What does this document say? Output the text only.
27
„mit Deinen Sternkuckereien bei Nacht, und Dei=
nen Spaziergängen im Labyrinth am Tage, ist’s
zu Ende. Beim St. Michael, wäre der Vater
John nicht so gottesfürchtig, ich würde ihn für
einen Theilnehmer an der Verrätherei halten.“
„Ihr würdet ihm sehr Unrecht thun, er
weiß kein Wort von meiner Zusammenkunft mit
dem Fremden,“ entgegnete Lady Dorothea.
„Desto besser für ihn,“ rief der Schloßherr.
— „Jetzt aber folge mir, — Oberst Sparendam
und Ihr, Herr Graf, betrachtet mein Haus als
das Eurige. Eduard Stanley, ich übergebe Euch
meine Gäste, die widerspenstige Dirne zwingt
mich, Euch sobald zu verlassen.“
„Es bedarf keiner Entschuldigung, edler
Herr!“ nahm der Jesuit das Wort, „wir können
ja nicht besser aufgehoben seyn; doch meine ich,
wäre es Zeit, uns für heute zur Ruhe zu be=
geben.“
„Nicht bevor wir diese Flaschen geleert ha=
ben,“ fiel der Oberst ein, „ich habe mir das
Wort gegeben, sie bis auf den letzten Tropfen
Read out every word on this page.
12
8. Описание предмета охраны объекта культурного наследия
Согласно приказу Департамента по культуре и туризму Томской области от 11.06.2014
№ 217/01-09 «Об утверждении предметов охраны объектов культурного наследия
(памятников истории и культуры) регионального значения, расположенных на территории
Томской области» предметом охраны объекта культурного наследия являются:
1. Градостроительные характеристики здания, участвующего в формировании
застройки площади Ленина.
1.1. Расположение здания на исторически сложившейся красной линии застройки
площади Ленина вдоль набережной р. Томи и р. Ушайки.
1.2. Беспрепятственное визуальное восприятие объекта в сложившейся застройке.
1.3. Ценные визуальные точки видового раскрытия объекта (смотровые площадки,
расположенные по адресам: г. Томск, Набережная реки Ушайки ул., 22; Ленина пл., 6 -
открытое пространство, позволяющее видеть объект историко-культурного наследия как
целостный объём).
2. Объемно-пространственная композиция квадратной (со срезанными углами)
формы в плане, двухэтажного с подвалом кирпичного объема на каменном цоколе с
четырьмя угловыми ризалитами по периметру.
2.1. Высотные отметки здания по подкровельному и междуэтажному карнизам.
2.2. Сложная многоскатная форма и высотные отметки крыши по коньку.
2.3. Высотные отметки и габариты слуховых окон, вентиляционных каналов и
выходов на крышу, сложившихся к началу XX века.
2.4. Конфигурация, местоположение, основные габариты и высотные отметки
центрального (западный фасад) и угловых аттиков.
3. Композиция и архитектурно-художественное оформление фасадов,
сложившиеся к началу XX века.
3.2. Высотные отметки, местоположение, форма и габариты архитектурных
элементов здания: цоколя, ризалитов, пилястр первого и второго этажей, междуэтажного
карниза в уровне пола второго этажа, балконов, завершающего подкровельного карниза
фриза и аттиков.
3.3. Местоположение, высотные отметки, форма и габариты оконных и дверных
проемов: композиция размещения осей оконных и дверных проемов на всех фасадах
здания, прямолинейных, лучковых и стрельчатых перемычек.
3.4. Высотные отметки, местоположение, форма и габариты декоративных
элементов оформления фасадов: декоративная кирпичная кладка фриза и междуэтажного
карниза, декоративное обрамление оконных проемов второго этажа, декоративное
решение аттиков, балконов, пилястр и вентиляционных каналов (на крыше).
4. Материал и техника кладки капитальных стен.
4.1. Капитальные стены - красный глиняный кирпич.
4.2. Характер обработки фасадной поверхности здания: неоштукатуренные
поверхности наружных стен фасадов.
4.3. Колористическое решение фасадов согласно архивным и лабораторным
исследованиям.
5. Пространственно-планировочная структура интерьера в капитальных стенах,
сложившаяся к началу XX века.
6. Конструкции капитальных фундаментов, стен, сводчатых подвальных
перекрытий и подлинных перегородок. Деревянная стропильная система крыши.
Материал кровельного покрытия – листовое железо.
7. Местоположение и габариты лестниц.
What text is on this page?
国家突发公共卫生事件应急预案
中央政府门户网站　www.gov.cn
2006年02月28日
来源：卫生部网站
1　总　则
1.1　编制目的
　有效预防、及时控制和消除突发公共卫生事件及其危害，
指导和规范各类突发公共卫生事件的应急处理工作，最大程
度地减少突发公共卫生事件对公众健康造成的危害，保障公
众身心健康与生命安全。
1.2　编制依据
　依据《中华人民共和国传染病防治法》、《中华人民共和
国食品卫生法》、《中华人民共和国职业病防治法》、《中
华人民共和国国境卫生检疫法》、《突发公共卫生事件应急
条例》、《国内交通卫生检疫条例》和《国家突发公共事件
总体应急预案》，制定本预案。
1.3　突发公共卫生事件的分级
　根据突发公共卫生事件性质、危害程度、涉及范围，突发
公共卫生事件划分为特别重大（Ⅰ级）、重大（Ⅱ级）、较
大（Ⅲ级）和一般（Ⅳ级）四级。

_ _ _ _ _

### JOB
Return only the count of lines in the records that hold the word "аттиков".

### RESULT OF THIS EXERCISE
3